- Task
Copy every line from the records below that holds the word "ausgewählt".

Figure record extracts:
= = =

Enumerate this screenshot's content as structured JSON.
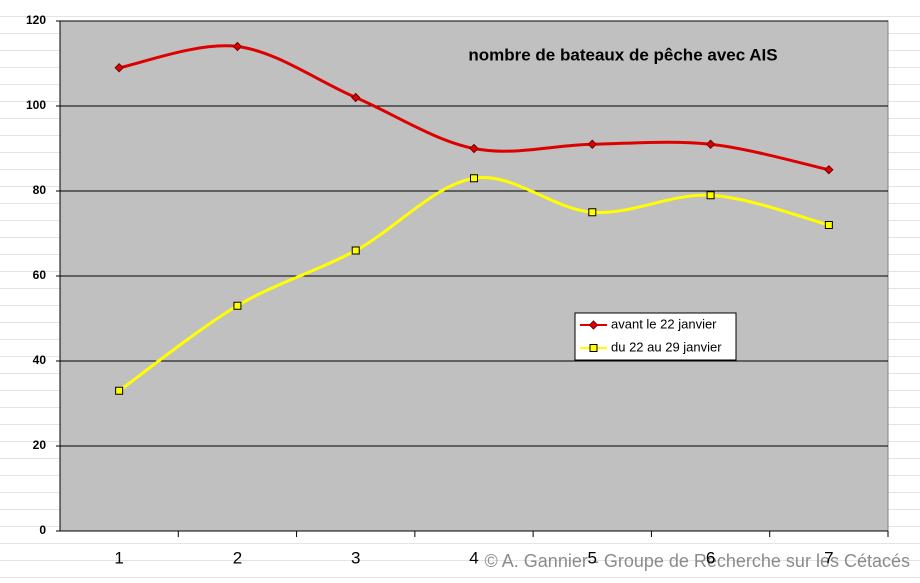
{
  "chart_data": {
    "type": "line",
    "title": "nombre de bateaux de pêche avec AIS",
    "categories": [
      "1",
      "2",
      "3",
      "4",
      "5",
      "6",
      "7"
    ],
    "series": [
      {
        "name": "avant le 22 janvier",
        "color": "#dd0000",
        "values": [
          109,
          114,
          102,
          90,
          91,
          91,
          85
        ]
      },
      {
        "name": "du 22 au 29 janvier",
        "color": "#ffff00",
        "values": [
          33,
          53,
          66,
          83,
          75,
          79,
          72
        ]
      }
    ],
    "ylim": [
      0,
      120
    ],
    "yticks": [
      0,
      20,
      40,
      60,
      80,
      100,
      120
    ],
    "grid": true,
    "smooth": true,
    "watermark": "© A. Gannier - Groupe de Recherche sur les Cétacés"
  }
}
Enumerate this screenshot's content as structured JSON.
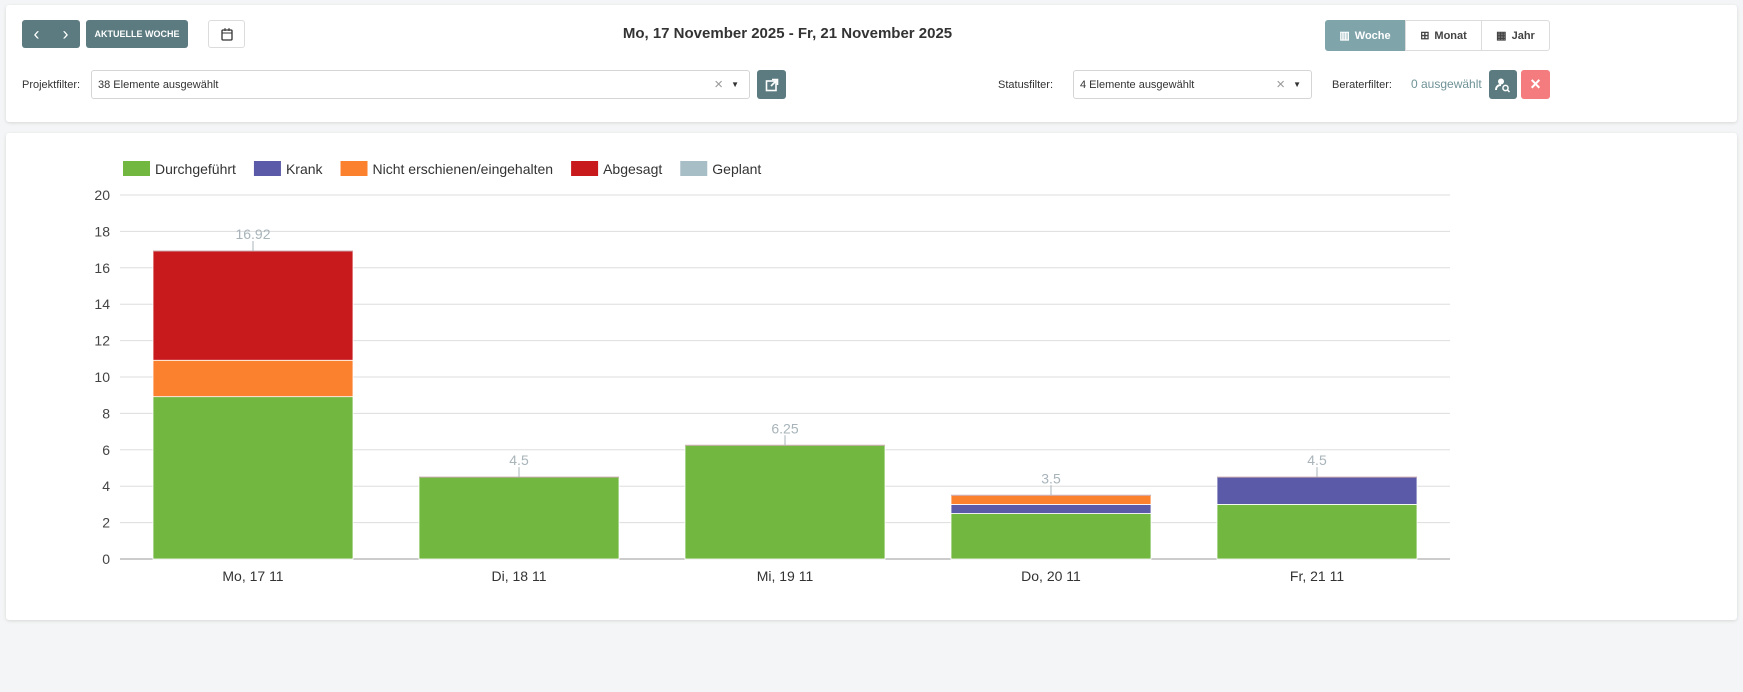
{
  "toolbar": {
    "prev": "‹",
    "next": "›",
    "current_week": "AKTUELLE WOCHE",
    "date_range": "Mo, 17 November 2025 - Fr, 21 November 2025",
    "views": [
      {
        "label": "Woche",
        "icon": "columns-icon"
      },
      {
        "label": "Monat",
        "icon": "grid-icon"
      },
      {
        "label": "Jahr",
        "icon": "calendar-icon"
      }
    ]
  },
  "filters": {
    "project_label": "Projektfilter:",
    "project_value": "38 Elemente ausgewählt",
    "status_label": "Statusfilter:",
    "status_value": "4 Elemente ausgewählt",
    "berater_label": "Beraterfilter:",
    "berater_value": "0 ausgewählt",
    "clear": "×",
    "close": "×"
  },
  "chart_data": {
    "type": "bar",
    "stacked": true,
    "categories": [
      "Mo, 17 11",
      "Di, 18 11",
      "Mi, 19 11",
      "Do, 20 11",
      "Fr, 21 11"
    ],
    "series": [
      {
        "name": "Durchgeführt",
        "color": "#72b73f",
        "values": [
          8.92,
          4.5,
          6.25,
          2.5,
          3
        ]
      },
      {
        "name": "Krank",
        "color": "#5a5aa8",
        "values": [
          0,
          0,
          0,
          0.5,
          1.5
        ]
      },
      {
        "name": "Nicht erschienen/eingehalten",
        "color": "#fc812f",
        "values": [
          2,
          0,
          0,
          0.5,
          0
        ]
      },
      {
        "name": "Abgesagt",
        "color": "#c8191c",
        "values": [
          6,
          0,
          0,
          0,
          0
        ]
      },
      {
        "name": "Geplant",
        "color": "#a8bec6",
        "values": [
          0,
          0,
          0,
          0,
          0
        ]
      }
    ],
    "totals": [
      "16.92",
      "4.5",
      "6.25",
      "3.5",
      "4.5"
    ],
    "ylim": [
      0,
      20
    ],
    "yticks": [
      0,
      2,
      4,
      6,
      8,
      10,
      12,
      14,
      16,
      18,
      20
    ],
    "grid": true,
    "legend": "top-left"
  }
}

= = =

- Answer to the problem
    "project_value": "38 Elemente ausgewählt",
    "status_value": "4 Elemente ausgewählt",
    "berater_value": "0 ausgewählt",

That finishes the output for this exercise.